**Task goal:** Report the number of lines containing "content", with no other words.

**Dataset items:**
============

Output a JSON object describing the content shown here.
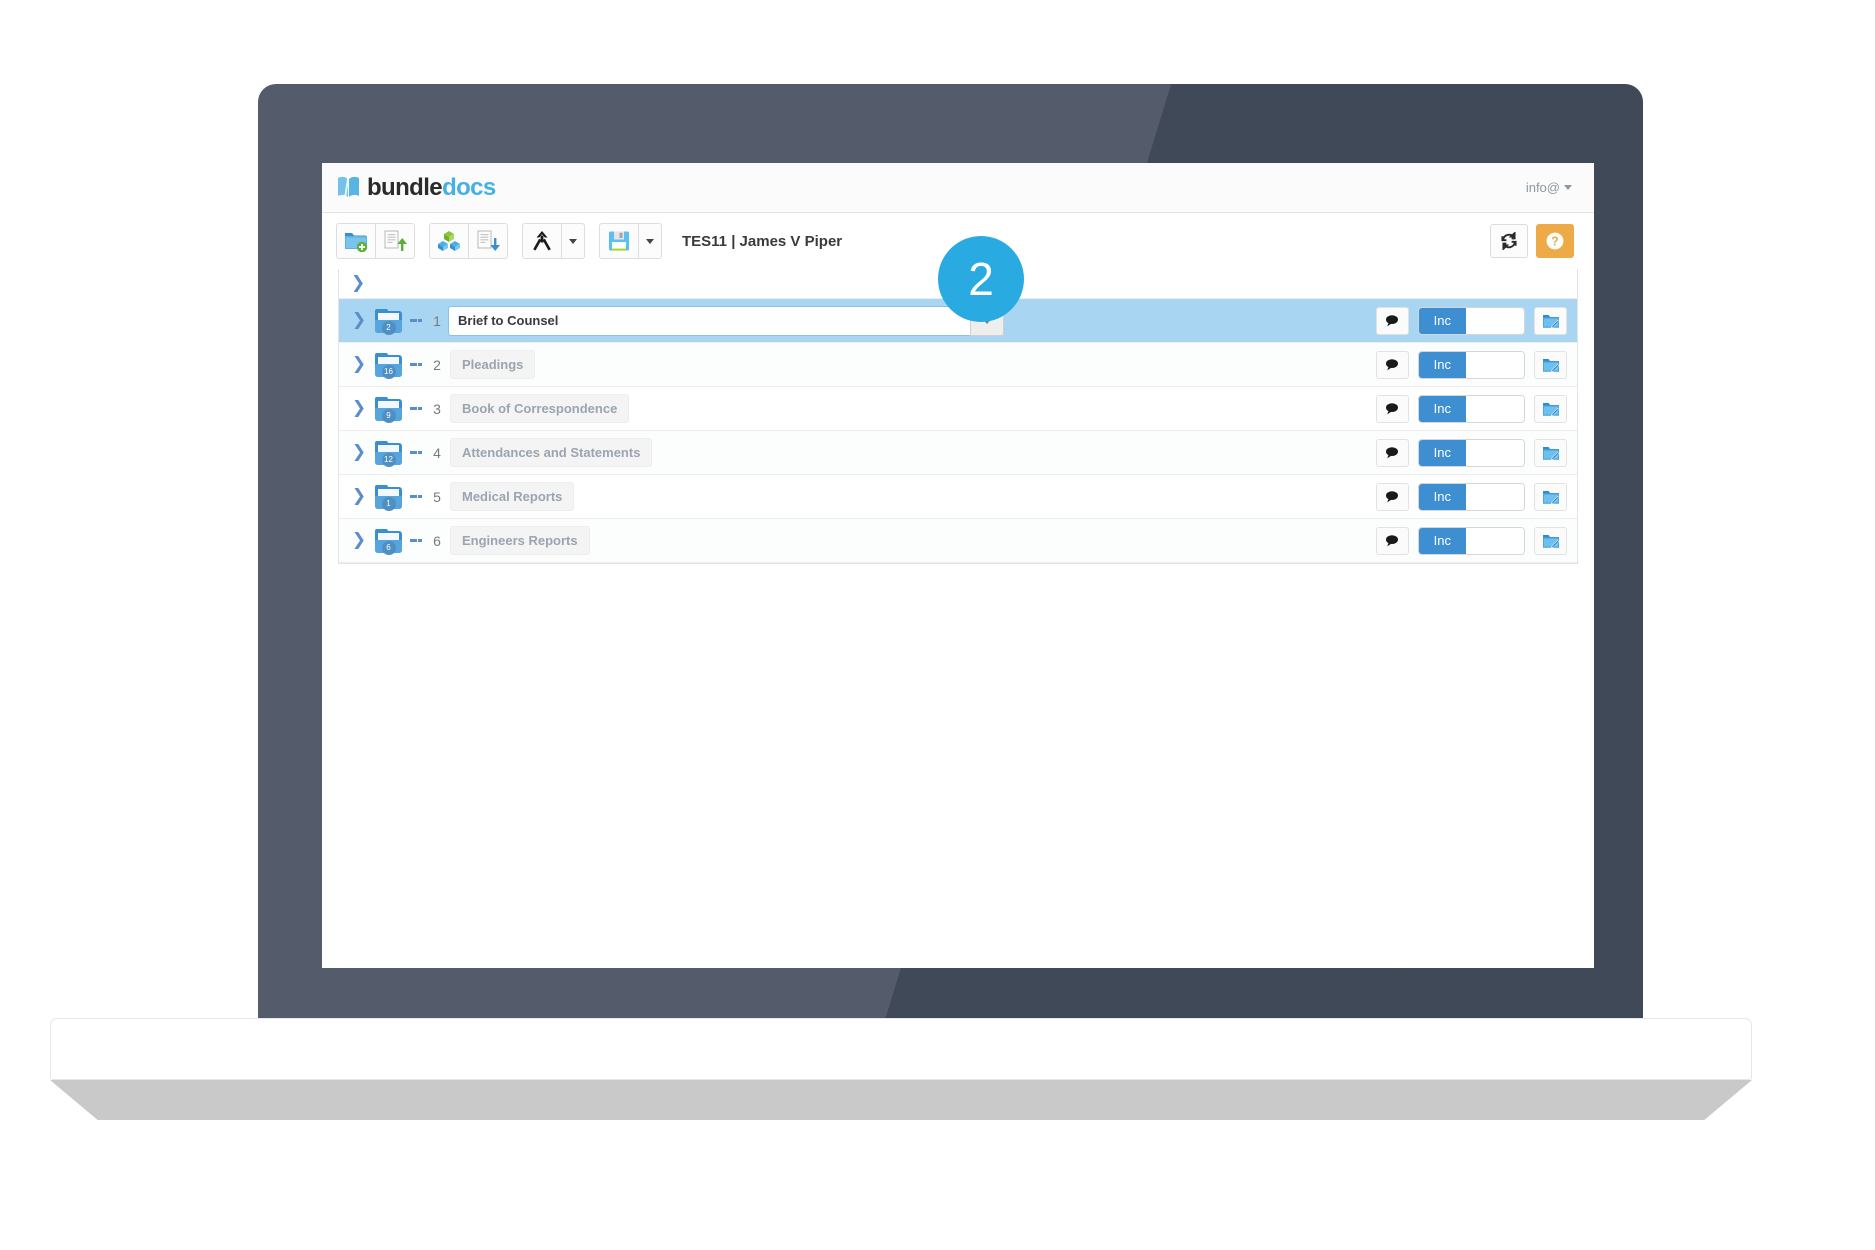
{
  "app": {
    "logo_primary": "bundle",
    "logo_secondary": "docs",
    "logo_icon": "book-icon",
    "user_menu_label": "info@"
  },
  "toolbar": {
    "groups": [
      {
        "buttons": [
          {
            "name": "new-folder-button",
            "icon": "folder-add-icon",
            "label": ""
          },
          {
            "name": "upload-document-button",
            "icon": "document-upload-icon",
            "label": ""
          }
        ]
      },
      {
        "buttons": [
          {
            "name": "sections-button",
            "icon": "cubes-icon",
            "label": ""
          },
          {
            "name": "download-document-button",
            "icon": "document-download-icon",
            "label": ""
          }
        ]
      },
      {
        "buttons": [
          {
            "name": "merge-button",
            "icon": "merge-arrow-icon",
            "label": ""
          },
          {
            "name": "merge-dropdown-button",
            "icon": "caret-down-icon",
            "label": ""
          }
        ]
      },
      {
        "buttons": [
          {
            "name": "save-button",
            "icon": "floppy-save-icon",
            "label": ""
          },
          {
            "name": "save-dropdown-button",
            "icon": "caret-down-icon",
            "label": ""
          }
        ]
      }
    ],
    "document_title": "TES11 | James V Piper",
    "refresh_label": "refresh-icon",
    "help_label": "?",
    "accent_orange": "#eeaa47",
    "accent_blue": "#3d8fd2"
  },
  "tree": {
    "expand_all_icon": "chevron-right-icon",
    "rows": [
      {
        "index": "1",
        "name": "Brief to Counsel",
        "doc_count": "2",
        "editing": true,
        "include_label": "Inc"
      },
      {
        "index": "2",
        "name": "Pleadings",
        "doc_count": "16",
        "editing": false,
        "include_label": "Inc"
      },
      {
        "index": "3",
        "name": "Book of Correspondence",
        "doc_count": "9",
        "editing": false,
        "include_label": "Inc"
      },
      {
        "index": "4",
        "name": "Attendances and Statements",
        "doc_count": "12",
        "editing": false,
        "include_label": "Inc"
      },
      {
        "index": "5",
        "name": "Medical Reports",
        "doc_count": "1",
        "editing": false,
        "include_label": "Inc"
      },
      {
        "index": "6",
        "name": "Engineers Reports",
        "doc_count": "6",
        "editing": false,
        "include_label": "Inc"
      }
    ]
  },
  "callout": {
    "step_number": "2",
    "color": "#29abe2"
  }
}
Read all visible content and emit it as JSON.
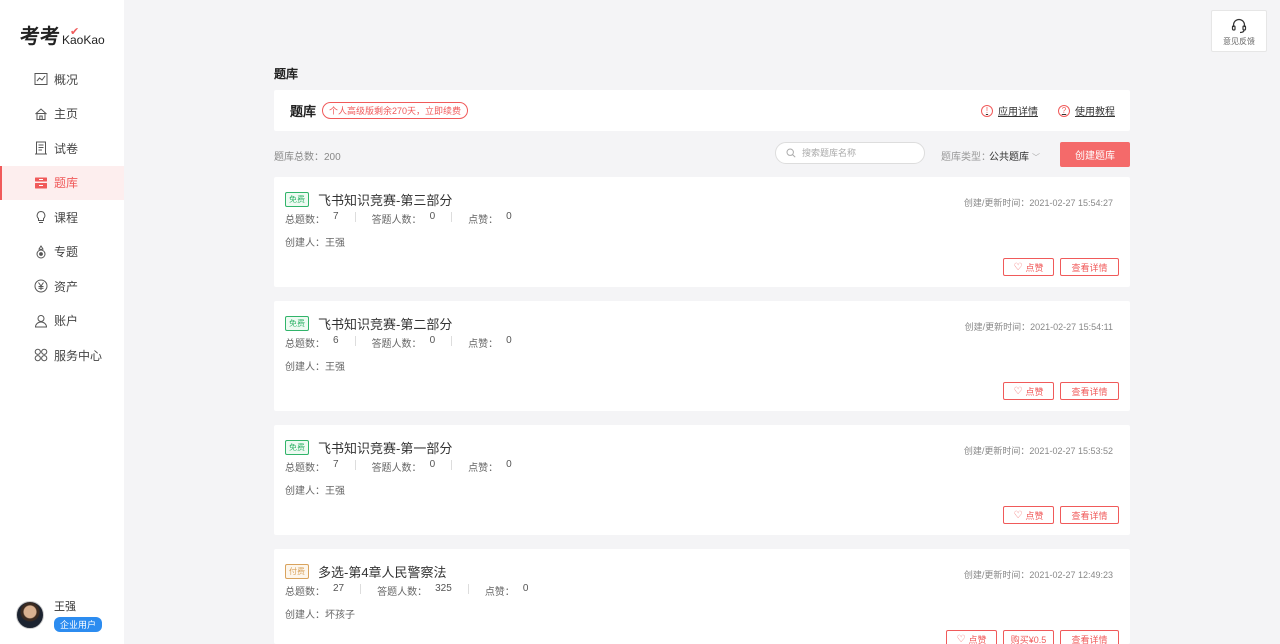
{
  "sidebar": {
    "logo_cn": "考考",
    "logo_en": "KaoKao",
    "items": [
      {
        "label": "概况",
        "icon": "chart-icon"
      },
      {
        "label": "主页",
        "icon": "home-icon"
      },
      {
        "label": "试卷",
        "icon": "document-icon"
      },
      {
        "label": "题库",
        "icon": "database-icon",
        "active": true
      },
      {
        "label": "课程",
        "icon": "lightbulb-icon"
      },
      {
        "label": "专题",
        "icon": "topic-icon"
      },
      {
        "label": "资产",
        "icon": "yen-icon"
      },
      {
        "label": "账户",
        "icon": "user-icon"
      },
      {
        "label": "服务中心",
        "icon": "grid-icon"
      }
    ],
    "user": {
      "name": "王强",
      "badge": "企业用户"
    }
  },
  "feedback": {
    "label": "意见反馈"
  },
  "page_title": "题库",
  "header_card": {
    "title": "题库",
    "tag": "个人高级版剩余270天，立即续费",
    "link_detail": "应用详情",
    "link_tutorial": "使用教程"
  },
  "toolbar": {
    "count": "题库总数：200",
    "search_placeholder": "搜索题库名称",
    "type_label": "题库类型：",
    "type_value": "公共题库",
    "create_label": "创建题库"
  },
  "cards": [
    {
      "tag": "免费",
      "title": "飞书知识竞赛-第三部分",
      "time": "创建/更新时间：2021-02-27 15:54:27",
      "total_label": "总题数：",
      "total": "7",
      "answers_label": "答题人数：",
      "answers": "0",
      "likes_label": "点赞：",
      "likes": "0",
      "creator": "创建人：王强",
      "like_btn": "点赞",
      "view_btn": "查看详情"
    },
    {
      "tag": "免费",
      "title": "飞书知识竞赛-第二部分",
      "time": "创建/更新时间：2021-02-27 15:54:11",
      "total_label": "总题数：",
      "total": "6",
      "answers_label": "答题人数：",
      "answers": "0",
      "likes_label": "点赞：",
      "likes": "0",
      "creator": "创建人：王强",
      "like_btn": "点赞",
      "view_btn": "查看详情"
    },
    {
      "tag": "免费",
      "title": "飞书知识竞赛-第一部分",
      "time": "创建/更新时间：2021-02-27 15:53:52",
      "total_label": "总题数：",
      "total": "7",
      "answers_label": "答题人数：",
      "answers": "0",
      "likes_label": "点赞：",
      "likes": "0",
      "creator": "创建人：王强",
      "like_btn": "点赞",
      "view_btn": "查看详情"
    },
    {
      "tag": "付费",
      "title": "多选-第4章人民警察法",
      "time": "创建/更新时间：2021-02-27 12:49:23",
      "total_label": "总题数：",
      "total": "27",
      "answers_label": "答题人数：",
      "answers": "325",
      "likes_label": "点赞：",
      "likes": "0",
      "creator": "创建人：坏孩子",
      "like_btn": "点赞",
      "buy_btn": "购买¥0.5",
      "view_btn": "查看详情"
    }
  ],
  "colors": {
    "accent": "#f05a5a",
    "free": "#31b46a",
    "paid": "#d9a35d",
    "badge": "#2c8cf0"
  }
}
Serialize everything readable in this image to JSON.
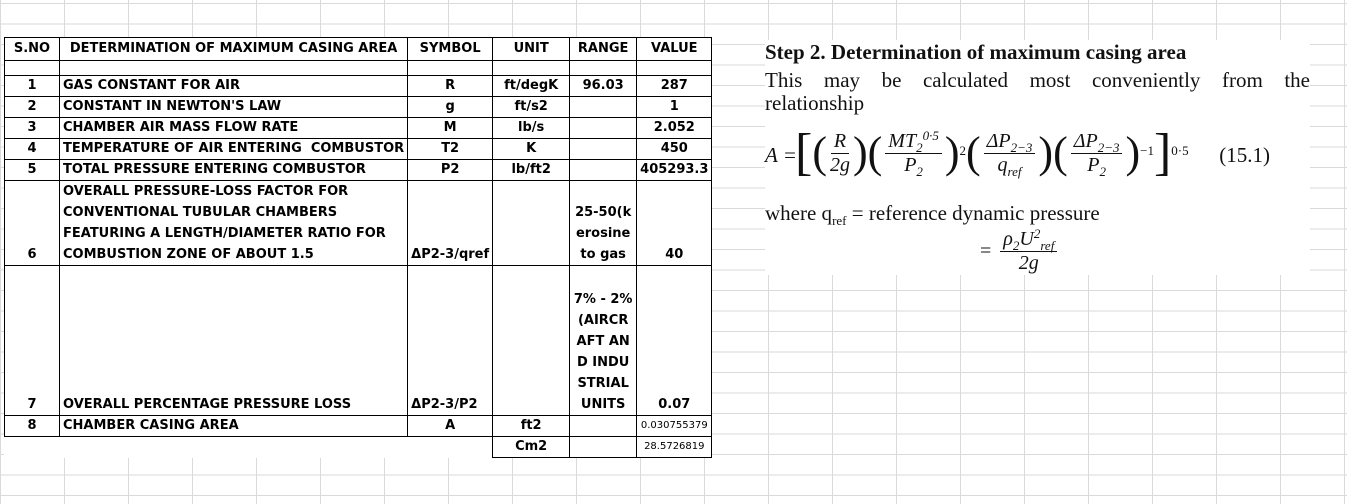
{
  "table": {
    "headers": {
      "sno": "S.NO",
      "description": "DETERMINATION OF MAXIMUM CASING AREA",
      "symbol": "SYMBOL",
      "unit": "UNIT",
      "range": "RANGE",
      "value": "VALUE"
    },
    "rows": [
      {
        "sno": "1",
        "description": "GAS CONSTANT FOR AIR",
        "symbol": "R",
        "unit": "ft/degK",
        "range": "96.03",
        "value": "287"
      },
      {
        "sno": "2",
        "description": "CONSTANT IN NEWTON'S LAW",
        "symbol": "g",
        "unit": "ft/s2",
        "range": "",
        "value": "1"
      },
      {
        "sno": "3",
        "description": "CHAMBER AIR MASS FLOW RATE",
        "symbol": "M",
        "unit": "lb/s",
        "range": "",
        "value": "2.052"
      },
      {
        "sno": "4",
        "description": "TEMPERATURE OF AIR ENTERING  COMBUSTOR",
        "symbol": "T2",
        "unit": "K",
        "range": "",
        "value": "450"
      },
      {
        "sno": "5",
        "description": "TOTAL PRESSURE ENTERING COMBUSTOR",
        "symbol": "P2",
        "unit": "lb/ft2",
        "range": "",
        "value": "405293.3"
      },
      {
        "sno": "6",
        "description": "OVERALL PRESSURE-LOSS FACTOR FOR CONVENTIONAL TUBULAR CHAMBERS FEATURING A LENGTH/DIAMETER RATIO FOR COMBUSTION ZONE OF ABOUT 1.5",
        "symbol": "ΔP2-3/qref",
        "unit": "",
        "range": "25-50(kerosine to gas",
        "value": "40"
      },
      {
        "sno": "7",
        "description": "OVERALL PERCENTAGE PRESSURE LOSS",
        "symbol": "ΔP2-3/P2",
        "unit": "",
        "range": "7% - 2%(AIRCRAFT AND INDUSTRIAL UNITS",
        "value": "0.07"
      },
      {
        "sno": "8",
        "description": "CHAMBER CASING AREA",
        "symbol": "A",
        "unit": "ft2",
        "range": "",
        "value": "0.030755379"
      }
    ],
    "extra_row": {
      "unit": "Cm2",
      "value": "28.5726819"
    }
  },
  "doc": {
    "heading": "Step 2. Determination of maximum casing area",
    "intro": "This may be calculated most conveniently from the relationship",
    "lhs": "A =",
    "equation_number": "(15.1)",
    "where_text": "where q",
    "where_sub": "ref",
    "where_rest": " = reference dynamic pressure"
  }
}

============

**The response:** 2